Written instruction. Write out each record below exactly as it appears, with no pictures.

Materials provided.
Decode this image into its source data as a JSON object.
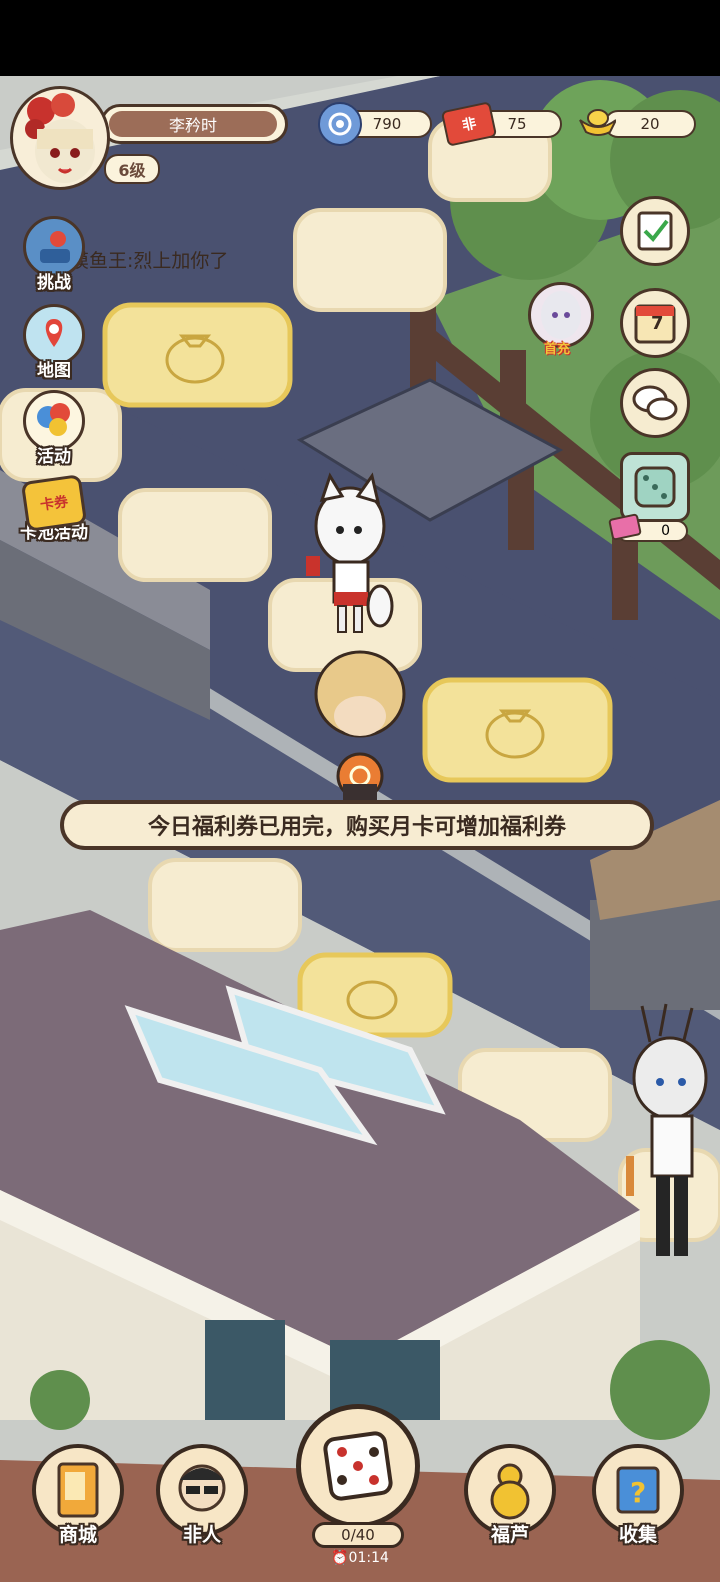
{
  "player": {
    "name": "李矜时",
    "level": "6级"
  },
  "resources": {
    "snail": "790",
    "ticket": "75",
    "ticket_icon_text": "非",
    "gold": "20"
  },
  "chat": {
    "message": "摸鱼王:烈上加你了"
  },
  "left_menu": [
    {
      "label": "挑战"
    },
    {
      "label": "地图"
    },
    {
      "label": "活动"
    },
    {
      "label": "卡池活动",
      "icon_text": "卡券"
    }
  ],
  "right_menu": {
    "first_recharge": "首充",
    "calendar_day": "7",
    "dice_ticket_count": "0"
  },
  "notice": {
    "text": "今日福利券已用完，购买月卡可增加福利券"
  },
  "bottom_nav": [
    {
      "label": "商城"
    },
    {
      "label": "非人"
    },
    {
      "label": "福芦"
    },
    {
      "label": "收集"
    }
  ],
  "dice": {
    "count": "0/40",
    "timer": "01:14"
  },
  "colors": {
    "road": "#4a5170",
    "sidewalk": "#d5d8d2",
    "tile": "#f6ecd0",
    "gold_tile": "#f3e29a",
    "grass": "#6d9b5a",
    "border": "#3a2a20"
  }
}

Result of this exercise.
Decode this image into its source data as a JSON object.
{
  "player": {
    "name": "李矜时",
    "level": "6级"
  },
  "resources": {
    "snail": "790",
    "ticket": "75",
    "ticket_icon_text": "非",
    "gold": "20"
  },
  "chat": {
    "message": "摸鱼王:烈上加你了"
  },
  "left_menu": [
    {
      "label": "挑战"
    },
    {
      "label": "地图"
    },
    {
      "label": "活动"
    },
    {
      "label": "卡池活动",
      "icon_text": "卡券"
    }
  ],
  "right_menu": {
    "first_recharge": "首充",
    "calendar_day": "7",
    "dice_ticket_count": "0"
  },
  "notice": {
    "text": "今日福利券已用完，购买月卡可增加福利券"
  },
  "bottom_nav": [
    {
      "label": "商城"
    },
    {
      "label": "非人"
    },
    {
      "label": "福芦"
    },
    {
      "label": "收集"
    }
  ],
  "dice": {
    "count": "0/40",
    "timer": "01:14"
  },
  "colors": {
    "road": "#4a5170",
    "sidewalk": "#d5d8d2",
    "tile": "#f6ecd0",
    "gold_tile": "#f3e29a",
    "grass": "#6d9b5a",
    "border": "#3a2a20"
  }
}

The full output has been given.